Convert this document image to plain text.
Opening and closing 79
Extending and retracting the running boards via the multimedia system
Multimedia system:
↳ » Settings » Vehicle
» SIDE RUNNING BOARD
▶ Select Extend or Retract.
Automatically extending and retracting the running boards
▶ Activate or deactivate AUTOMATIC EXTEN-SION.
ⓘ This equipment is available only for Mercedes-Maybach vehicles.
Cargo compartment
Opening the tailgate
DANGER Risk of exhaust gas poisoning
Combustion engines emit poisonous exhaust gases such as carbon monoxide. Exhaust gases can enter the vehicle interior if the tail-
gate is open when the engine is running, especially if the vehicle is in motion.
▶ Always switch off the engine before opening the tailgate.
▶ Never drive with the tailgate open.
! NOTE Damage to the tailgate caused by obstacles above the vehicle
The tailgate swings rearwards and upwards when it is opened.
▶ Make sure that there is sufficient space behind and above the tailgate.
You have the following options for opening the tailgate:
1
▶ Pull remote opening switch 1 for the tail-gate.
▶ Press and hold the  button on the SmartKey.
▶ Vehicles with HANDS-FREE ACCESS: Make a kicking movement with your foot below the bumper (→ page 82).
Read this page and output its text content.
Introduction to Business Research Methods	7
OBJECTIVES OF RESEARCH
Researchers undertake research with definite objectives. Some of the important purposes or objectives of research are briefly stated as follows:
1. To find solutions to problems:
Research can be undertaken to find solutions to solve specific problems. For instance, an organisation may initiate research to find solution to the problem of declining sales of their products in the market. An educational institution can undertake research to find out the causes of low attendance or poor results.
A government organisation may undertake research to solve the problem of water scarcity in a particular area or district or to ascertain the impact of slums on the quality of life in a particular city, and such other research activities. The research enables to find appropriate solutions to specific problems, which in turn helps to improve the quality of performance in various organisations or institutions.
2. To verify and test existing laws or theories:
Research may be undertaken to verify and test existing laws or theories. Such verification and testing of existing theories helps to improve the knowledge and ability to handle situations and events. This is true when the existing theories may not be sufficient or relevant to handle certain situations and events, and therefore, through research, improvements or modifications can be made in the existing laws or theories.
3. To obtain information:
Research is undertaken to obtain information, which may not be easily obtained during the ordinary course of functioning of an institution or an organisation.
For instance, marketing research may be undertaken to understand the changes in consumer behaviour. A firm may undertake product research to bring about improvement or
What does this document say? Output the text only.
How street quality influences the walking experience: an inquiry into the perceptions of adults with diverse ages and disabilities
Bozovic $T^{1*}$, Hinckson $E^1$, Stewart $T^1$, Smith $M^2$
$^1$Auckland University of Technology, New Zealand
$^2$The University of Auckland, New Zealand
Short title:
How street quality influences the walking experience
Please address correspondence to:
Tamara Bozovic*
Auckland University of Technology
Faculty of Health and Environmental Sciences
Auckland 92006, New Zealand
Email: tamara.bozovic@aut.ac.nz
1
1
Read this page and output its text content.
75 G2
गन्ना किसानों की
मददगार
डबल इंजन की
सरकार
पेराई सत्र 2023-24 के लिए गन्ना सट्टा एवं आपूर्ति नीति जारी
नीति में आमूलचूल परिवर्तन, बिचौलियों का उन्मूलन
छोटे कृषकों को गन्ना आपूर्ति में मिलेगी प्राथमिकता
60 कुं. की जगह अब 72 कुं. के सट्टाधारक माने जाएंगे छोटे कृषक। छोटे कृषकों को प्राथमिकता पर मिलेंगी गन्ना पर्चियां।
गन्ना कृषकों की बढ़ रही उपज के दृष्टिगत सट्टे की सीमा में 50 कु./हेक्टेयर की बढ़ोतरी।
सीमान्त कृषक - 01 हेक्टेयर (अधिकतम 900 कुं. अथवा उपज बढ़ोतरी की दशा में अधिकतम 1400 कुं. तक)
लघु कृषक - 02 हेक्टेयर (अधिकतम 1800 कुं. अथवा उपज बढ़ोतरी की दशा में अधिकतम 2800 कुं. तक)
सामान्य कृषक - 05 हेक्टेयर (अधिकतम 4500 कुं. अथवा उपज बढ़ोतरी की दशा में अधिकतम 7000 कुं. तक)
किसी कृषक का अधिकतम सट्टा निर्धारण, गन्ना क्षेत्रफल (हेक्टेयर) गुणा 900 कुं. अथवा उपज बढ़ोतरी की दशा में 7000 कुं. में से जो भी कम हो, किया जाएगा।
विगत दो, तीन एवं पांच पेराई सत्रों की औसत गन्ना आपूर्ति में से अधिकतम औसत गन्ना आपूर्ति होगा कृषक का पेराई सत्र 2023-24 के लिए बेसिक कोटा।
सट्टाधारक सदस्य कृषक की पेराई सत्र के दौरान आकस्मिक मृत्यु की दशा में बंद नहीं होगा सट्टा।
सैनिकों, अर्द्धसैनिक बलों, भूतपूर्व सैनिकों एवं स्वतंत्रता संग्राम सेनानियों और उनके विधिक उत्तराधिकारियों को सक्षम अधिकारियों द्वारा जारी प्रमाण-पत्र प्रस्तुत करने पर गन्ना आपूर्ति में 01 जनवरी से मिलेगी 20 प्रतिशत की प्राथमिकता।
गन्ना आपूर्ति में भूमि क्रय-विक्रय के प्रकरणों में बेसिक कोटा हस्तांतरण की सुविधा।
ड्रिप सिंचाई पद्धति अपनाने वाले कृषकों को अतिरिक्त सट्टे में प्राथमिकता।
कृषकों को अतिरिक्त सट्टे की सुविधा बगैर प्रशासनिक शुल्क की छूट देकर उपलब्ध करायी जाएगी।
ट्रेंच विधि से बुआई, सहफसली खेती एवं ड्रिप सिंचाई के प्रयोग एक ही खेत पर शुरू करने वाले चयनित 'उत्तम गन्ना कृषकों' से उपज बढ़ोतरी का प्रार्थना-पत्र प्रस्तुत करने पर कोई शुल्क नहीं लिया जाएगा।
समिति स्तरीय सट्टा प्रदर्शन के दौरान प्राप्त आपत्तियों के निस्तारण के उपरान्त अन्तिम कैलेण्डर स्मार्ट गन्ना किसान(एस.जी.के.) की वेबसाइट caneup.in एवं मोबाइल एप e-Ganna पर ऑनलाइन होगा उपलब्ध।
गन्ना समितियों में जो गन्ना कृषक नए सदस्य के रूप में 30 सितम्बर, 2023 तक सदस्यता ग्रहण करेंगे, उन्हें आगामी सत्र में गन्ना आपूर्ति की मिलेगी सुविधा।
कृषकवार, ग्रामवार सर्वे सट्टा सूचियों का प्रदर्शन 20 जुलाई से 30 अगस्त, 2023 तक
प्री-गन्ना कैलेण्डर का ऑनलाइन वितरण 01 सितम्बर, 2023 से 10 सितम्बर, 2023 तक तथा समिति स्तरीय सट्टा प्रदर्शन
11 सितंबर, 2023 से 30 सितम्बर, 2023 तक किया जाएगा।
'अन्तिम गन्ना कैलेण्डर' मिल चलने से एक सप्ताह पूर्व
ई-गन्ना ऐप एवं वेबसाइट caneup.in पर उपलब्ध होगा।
......
**Task to complete:** Would you reproduce all the entries exactly?

**Reply:**
Convert this document image to plain text.
Opening and closing 79
Extending and retracting the running boards via the multimedia system
Multimedia system:
↳ » Settings » Vehicle
» SIDE RUNNING BOARD
▶ Select Extend or Retract.
Automatically extending and retracting the running boards
▶ Activate or deactivate AUTOMATIC EXTEN-SION.
ⓘ This equipment is available only for Mercedes-Maybach vehicles.
Cargo compartment
Opening the tailgate
DANGER Risk of exhaust gas poisoning
Combustion engines emit poisonous exhaust gases such as carbon monoxide. Exhaust gases can enter the vehicle interior if the tail-
gate is open when the engine is running, especially if the vehicle is in motion.
▶ Always switch off the engine before opening the tailgate.
▶ Never drive with the tailgate open.
! NOTE Damage to the tailgate caused by obstacles above the vehicle
The tailgate swings rearwards and upwards when it is opened.
▶ Make sure that there is sufficient space behind and above the tailgate.
You have the following options for opening the tailgate:
1
▶ Pull remote opening switch 1 for the tail-gate.
▶ Press and hold the  button on the SmartKey.
▶ Vehicles with HANDS-FREE ACCESS: Make a kicking movement with your foot below the bumper (→ page 82).
Read this page and output its text content.
Introduction to Business Research Methods	7
OBJECTIVES OF RESEARCH
Researchers undertake research with definite objectives. Some of the important purposes or objectives of research are briefly stated as follows:
1. To find solutions to problems:
Research can be undertaken to find solutions to solve specific problems. For instance, an organisation may initiate research to find solution to the problem of declining sales of their products in the market. An educational institution can undertake research to find out the causes of low attendance or poor results.
A government organisation may undertake research to solve the problem of water scarcity in a particular area or district or to ascertain the impact of slums on the quality of life in a particular city, and such other research activities. The research enables to find appropriate solutions to specific problems, which in turn helps to improve the quality of performance in various organisations or institutions.
2. To verify and test existing laws or theories:
Research may be undertaken to verify and test existing laws or theories. Such verification and testing of existing theories helps to improve the knowledge and ability to handle situations and events. This is true when the existing theories may not be sufficient or relevant to handle certain situations and events, and therefore, through research, improvements or modifications can be made in the existing laws or theories.
3. To obtain information:
Research is undertaken to obtain information, which may not be easily obtained during the ordinary course of functioning of an institution or an organisation.
For instance, marketing research may be undertaken to understand the changes in consumer behaviour. A firm may undertake product research to bring about improvement or
What does this document say? Output the text only.
How street quality influences the walking experience: an inquiry into the perceptions of adults with diverse ages and disabilities
Bozovic $T^{1*}$, Hinckson $E^1$, Stewart $T^1$, Smith $M^2$
$^1$Auckland University of Technology, New Zealand
$^2$The University of Auckland, New Zealand
Short title:
How street quality influences the walking experience
Please address correspondence to:
Tamara Bozovic*
Auckland University of Technology
Faculty of Health and Environmental Sciences
Auckland 92006, New Zealand
Email: tamara.bozovic@aut.ac.nz
1
1
Read this page and output its text content.
75 G2
गन्ना किसानों की
मददगार
डबल इंजन की
सरकार
पेराई सत्र 2023-24 के लिए गन्ना सट्टा एवं आपूर्ति नीति जारी
नीति में आमूलचूल परिवर्तन, बिचौलियों का उन्मूलन
छोटे कृषकों को गन्ना आपूर्ति में मिलेगी प्राथमिकता
60 कुं. की जगह अब 72 कुं. के सट्टाधारक माने जाएंगे छोटे कृषक। छोटे कृषकों को प्राथमिकता पर मिलेंगी गन्ना पर्चियां।
गन्ना कृषकों की बढ़ रही उपज के दृष्टिगत सट्टे की सीमा में 50 कु./हेक्टेयर की बढ़ोतरी।
सीमान्त कृषक - 01 हेक्टेयर (अधिकतम 900 कुं. अथवा उपज बढ़ोतरी की दशा में अधिकतम 1400 कुं. तक)
लघु कृषक - 02 हेक्टेयर (अधिकतम 1800 कुं. अथवा उपज बढ़ोतरी की दशा में अधिकतम 2800 कुं. तक)
सामान्य कृषक - 05 हेक्टेयर (अधिकतम 4500 कुं. अथवा उपज बढ़ोतरी की दशा में अधिकतम 7000 कुं. तक)
किसी कृषक का अधिकतम सट्टा निर्धारण, गन्ना क्षेत्रफल (हेक्टेयर) गुणा 900 कुं. अथवा उपज बढ़ोतरी की दशा में 7000 कुं. में से जो भी कम हो, किया जाएगा।
विगत दो, तीन एवं पांच पेराई सत्रों की औसत गन्ना आपूर्ति में से अधिकतम औसत गन्ना आपूर्ति होगा कृषक का पेराई सत्र 2023-24 के लिए बेसिक कोटा।
सट्टाधारक सदस्य कृषक की पेराई सत्र के दौरान आकस्मिक मृत्यु की दशा में बंद नहीं होगा सट्टा।
सैनिकों, अर्द्धसैनिक बलों, भूतपूर्व सैनिकों एवं स्वतंत्रता संग्राम सेनानियों और उनके विधिक उत्तराधिकारियों को सक्षम अधिकारियों द्वारा जारी प्रमाण-पत्र प्रस्तुत करने पर गन्ना आपूर्ति में 01 जनवरी से मिलेगी 20 प्रतिशत की प्राथमिकता।
गन्ना आपूर्ति में भूमि क्रय-विक्रय के प्रकरणों में बेसिक कोटा हस्तांतरण की सुविधा।
ड्रिप सिंचाई पद्धति अपनाने वाले कृषकों को अतिरिक्त सट्टे में प्राथमिकता।
कृषकों को अतिरिक्त सट्टे की सुविधा बगैर प्रशासनिक शुल्क की छूट देकर उपलब्ध करायी जाएगी।
ट्रेंच विधि से बुआई, सहफसली खेती एवं ड्रिप सिंचाई के प्रयोग एक ही खेत पर शुरू करने वाले चयनित 'उत्तम गन्ना कृषकों' से उपज बढ़ोतरी का प्रार्थना-पत्र प्रस्तुत करने पर कोई शुल्क नहीं लिया जाएगा।
समिति स्तरीय सट्टा प्रदर्शन के दौरान प्राप्त आपत्तियों के निस्तारण के उपरान्त अन्तिम कैलेण्डर स्मार्ट गन्ना किसान(एस.जी.के.) की वेबसाइट caneup.in एवं मोबाइल एप e-Ganna पर ऑनलाइन होगा उपलब्ध।
गन्ना समितियों में जो गन्ना कृषक नए सदस्य के रूप में 30 सितम्बर, 2023 तक सदस्यता ग्रहण करेंगे, उन्हें आगामी सत्र में गन्ना आपूर्ति की मिलेगी सुविधा।
कृषकवार, ग्रामवार सर्वे सट्टा सूचियों का प्रदर्शन 20 जुलाई से 30 अगस्त, 2023 तक
प्री-गन्ना कैलेण्डर का ऑनलाइन वितरण 01 सितम्बर, 2023 से 10 सितम्बर, 2023 तक तथा समिति स्तरीय सट्टा प्रदर्शन
11 सितंबर, 2023 से 30 सितम्बर, 2023 तक किया जाएगा।
'अन्तिम गन्ना कैलेण्डर' मिल चलने से एक सप्ताह पूर्व
ई-गन्ना ऐप एवं वेबसाइट caneup.in पर उपलब्ध होगा।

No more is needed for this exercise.